Stated goal
How many of the lines that follow contain the word "mélyen"? Give only the number.

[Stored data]

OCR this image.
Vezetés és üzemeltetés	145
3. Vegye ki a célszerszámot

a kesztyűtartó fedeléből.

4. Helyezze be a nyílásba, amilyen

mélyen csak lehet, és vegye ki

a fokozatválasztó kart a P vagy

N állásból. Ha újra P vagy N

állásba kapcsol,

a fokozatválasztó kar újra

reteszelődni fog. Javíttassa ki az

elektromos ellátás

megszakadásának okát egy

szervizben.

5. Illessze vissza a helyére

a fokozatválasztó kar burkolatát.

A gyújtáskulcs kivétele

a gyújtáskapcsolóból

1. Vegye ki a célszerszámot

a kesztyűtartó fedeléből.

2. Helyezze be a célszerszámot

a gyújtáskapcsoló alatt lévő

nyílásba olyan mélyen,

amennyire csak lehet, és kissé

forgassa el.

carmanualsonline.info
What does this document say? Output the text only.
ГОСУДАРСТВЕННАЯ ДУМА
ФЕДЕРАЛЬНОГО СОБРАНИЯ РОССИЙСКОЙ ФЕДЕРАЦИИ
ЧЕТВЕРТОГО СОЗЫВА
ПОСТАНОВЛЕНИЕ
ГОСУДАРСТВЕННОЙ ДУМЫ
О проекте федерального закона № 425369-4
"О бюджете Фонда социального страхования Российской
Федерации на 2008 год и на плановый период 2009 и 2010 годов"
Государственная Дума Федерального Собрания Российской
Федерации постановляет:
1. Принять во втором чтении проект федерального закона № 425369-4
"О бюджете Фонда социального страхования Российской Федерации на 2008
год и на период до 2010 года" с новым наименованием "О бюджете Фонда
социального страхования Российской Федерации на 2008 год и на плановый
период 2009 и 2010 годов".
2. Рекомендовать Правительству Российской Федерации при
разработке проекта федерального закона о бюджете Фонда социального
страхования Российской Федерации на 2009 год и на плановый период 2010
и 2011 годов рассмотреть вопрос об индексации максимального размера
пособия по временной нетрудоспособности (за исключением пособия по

Problem solution
2